● **The exercise**
Produce a word-for-word copy of the listing below without its pictures.

[begin Data provided]

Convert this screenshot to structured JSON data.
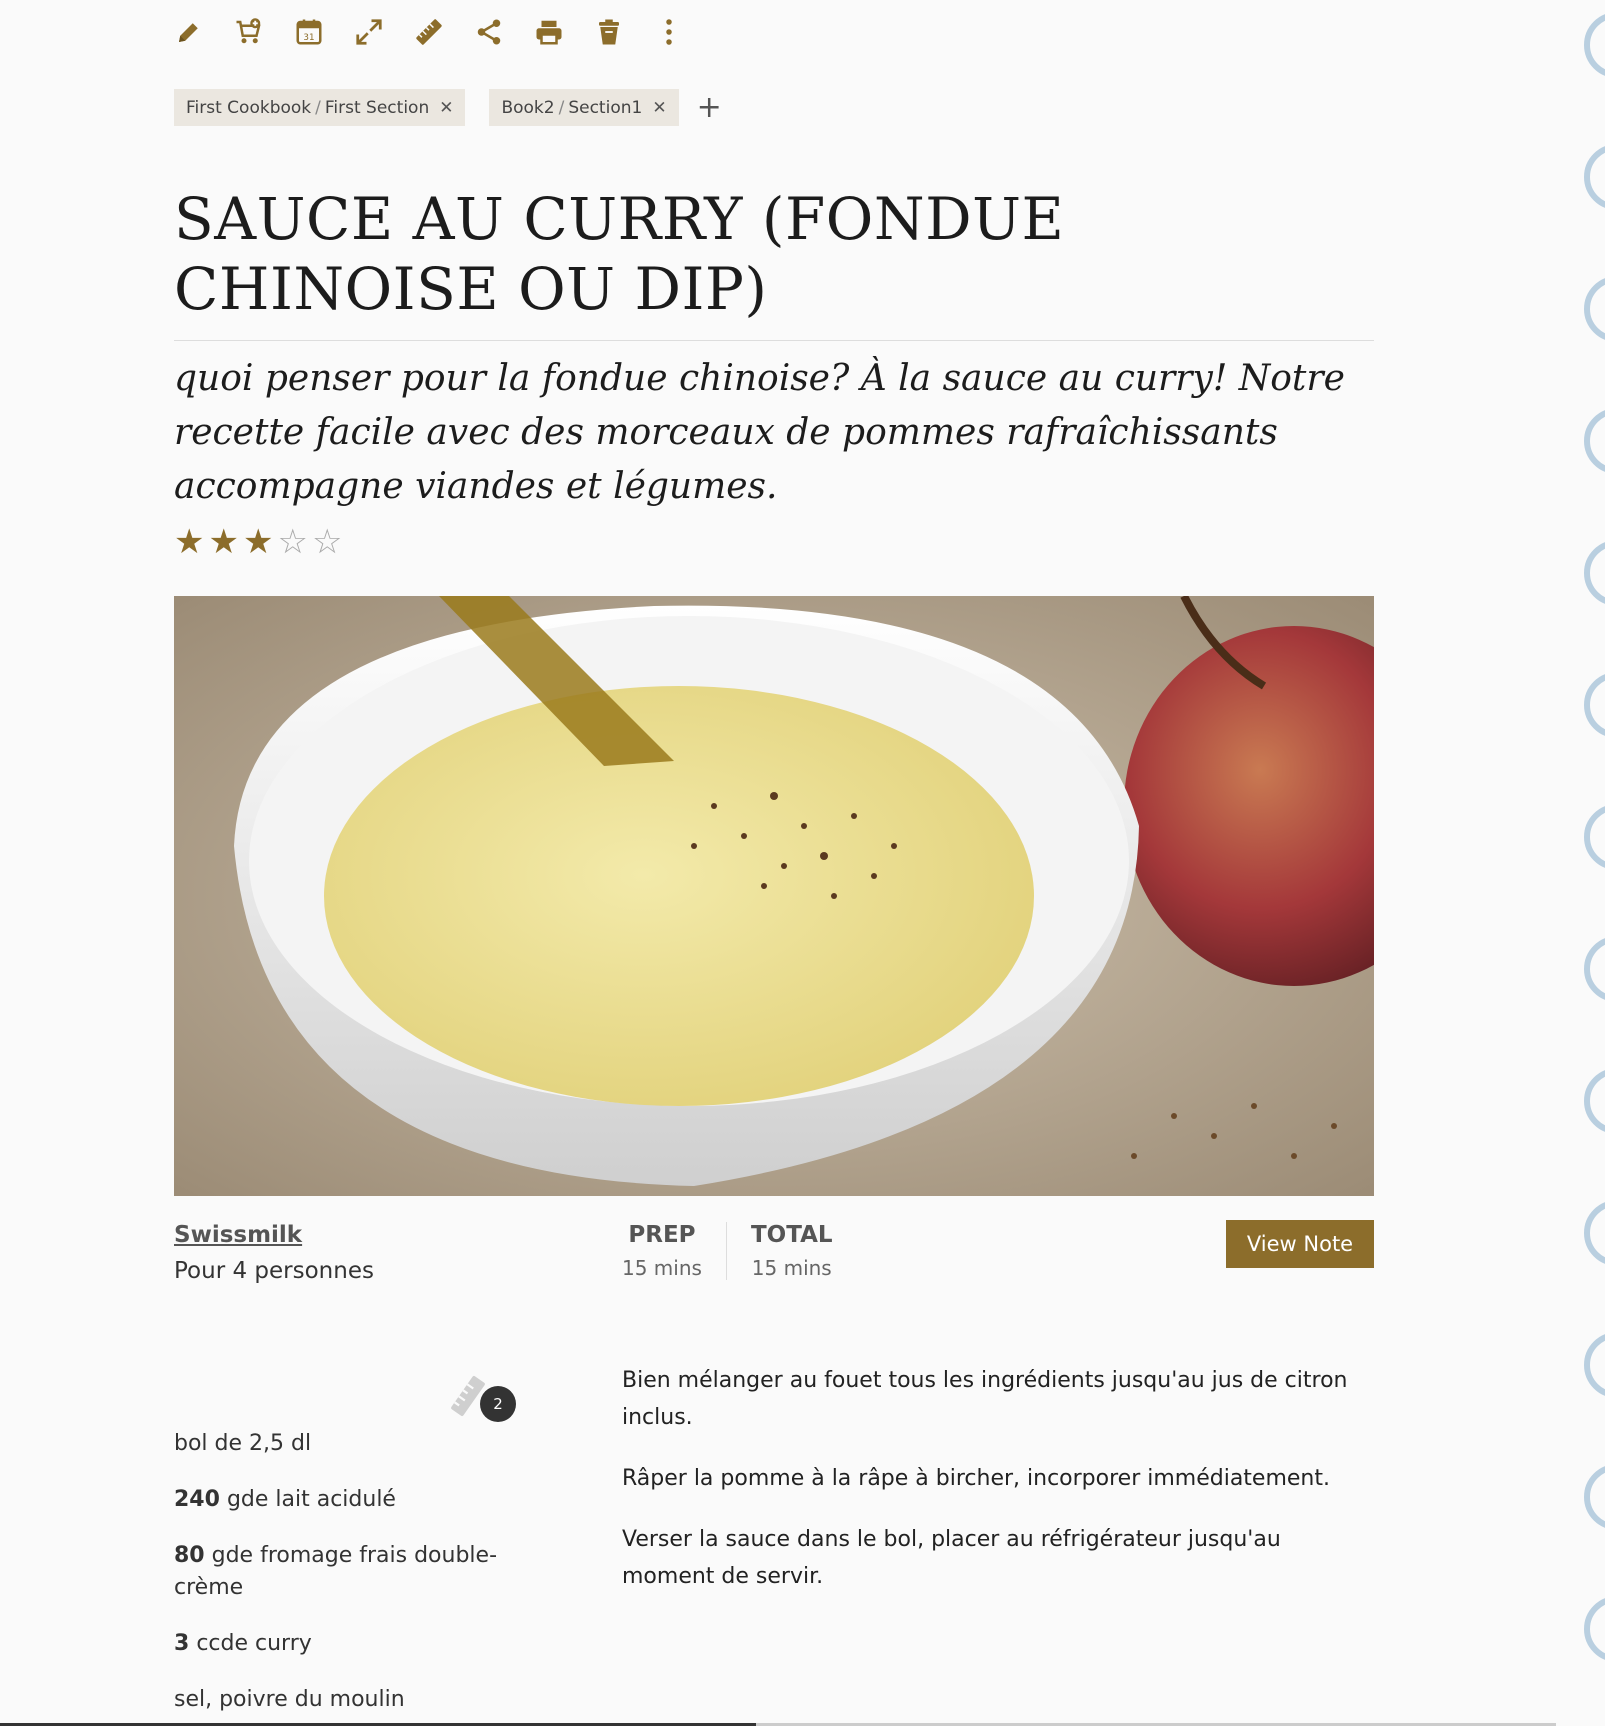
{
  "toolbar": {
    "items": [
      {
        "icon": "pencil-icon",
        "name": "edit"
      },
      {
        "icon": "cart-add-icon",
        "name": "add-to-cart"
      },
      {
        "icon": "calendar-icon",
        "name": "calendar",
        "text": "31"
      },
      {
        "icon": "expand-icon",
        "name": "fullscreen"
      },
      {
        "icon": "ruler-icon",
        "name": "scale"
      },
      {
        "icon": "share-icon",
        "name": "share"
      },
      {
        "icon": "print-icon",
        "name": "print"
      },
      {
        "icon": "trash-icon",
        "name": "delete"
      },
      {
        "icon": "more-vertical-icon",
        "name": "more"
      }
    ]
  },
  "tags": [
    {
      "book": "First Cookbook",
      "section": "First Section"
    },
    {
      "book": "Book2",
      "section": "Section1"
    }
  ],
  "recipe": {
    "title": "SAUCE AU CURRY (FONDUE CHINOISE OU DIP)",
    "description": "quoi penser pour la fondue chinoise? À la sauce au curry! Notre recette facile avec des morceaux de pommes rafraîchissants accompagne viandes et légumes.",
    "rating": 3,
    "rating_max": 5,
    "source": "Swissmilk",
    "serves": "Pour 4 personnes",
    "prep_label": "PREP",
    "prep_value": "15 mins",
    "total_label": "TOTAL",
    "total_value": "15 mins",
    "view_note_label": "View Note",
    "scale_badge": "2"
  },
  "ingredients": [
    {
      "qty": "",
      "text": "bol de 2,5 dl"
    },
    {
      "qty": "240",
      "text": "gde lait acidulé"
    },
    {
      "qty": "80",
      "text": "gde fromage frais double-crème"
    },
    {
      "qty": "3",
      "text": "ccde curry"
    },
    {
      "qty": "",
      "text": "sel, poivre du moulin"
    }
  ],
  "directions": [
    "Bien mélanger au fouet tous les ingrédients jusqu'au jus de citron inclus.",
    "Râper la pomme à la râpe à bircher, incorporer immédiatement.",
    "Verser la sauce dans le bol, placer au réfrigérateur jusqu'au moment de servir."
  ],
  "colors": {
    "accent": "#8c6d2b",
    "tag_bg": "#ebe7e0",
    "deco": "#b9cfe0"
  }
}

[end Data provided]

● **Result of the exercise**
Convert this screenshot to structured JSON data.
{
  "toolbar": {
    "items": [
      {
        "icon": "pencil-icon",
        "name": "edit"
      },
      {
        "icon": "cart-add-icon",
        "name": "add-to-cart"
      },
      {
        "icon": "calendar-icon",
        "name": "calendar",
        "text": "31"
      },
      {
        "icon": "expand-icon",
        "name": "fullscreen"
      },
      {
        "icon": "ruler-icon",
        "name": "scale"
      },
      {
        "icon": "share-icon",
        "name": "share"
      },
      {
        "icon": "print-icon",
        "name": "print"
      },
      {
        "icon": "trash-icon",
        "name": "delete"
      },
      {
        "icon": "more-vertical-icon",
        "name": "more"
      }
    ]
  },
  "tags": [
    {
      "book": "First Cookbook",
      "section": "First Section"
    },
    {
      "book": "Book2",
      "section": "Section1"
    }
  ],
  "recipe": {
    "title": "SAUCE AU CURRY (FONDUE CHINOISE OU DIP)",
    "description": "quoi penser pour la fondue chinoise? À la sauce au curry! Notre recette facile avec des morceaux de pommes rafraîchissants accompagne viandes et légumes.",
    "rating": 3,
    "rating_max": 5,
    "source": "Swissmilk",
    "serves": "Pour 4 personnes",
    "prep_label": "PREP",
    "prep_value": "15 mins",
    "total_label": "TOTAL",
    "total_value": "15 mins",
    "view_note_label": "View Note",
    "scale_badge": "2"
  },
  "ingredients": [
    {
      "qty": "",
      "text": "bol de 2,5 dl"
    },
    {
      "qty": "240",
      "text": "gde lait acidulé"
    },
    {
      "qty": "80",
      "text": "gde fromage frais double-crème"
    },
    {
      "qty": "3",
      "text": "ccde curry"
    },
    {
      "qty": "",
      "text": "sel, poivre du moulin"
    }
  ],
  "directions": [
    "Bien mélanger au fouet tous les ingrédients jusqu'au jus de citron inclus.",
    "Râper la pomme à la râpe à bircher, incorporer immédiatement.",
    "Verser la sauce dans le bol, placer au réfrigérateur jusqu'au moment de servir."
  ],
  "colors": {
    "accent": "#8c6d2b",
    "tag_bg": "#ebe7e0",
    "deco": "#b9cfe0"
  }
}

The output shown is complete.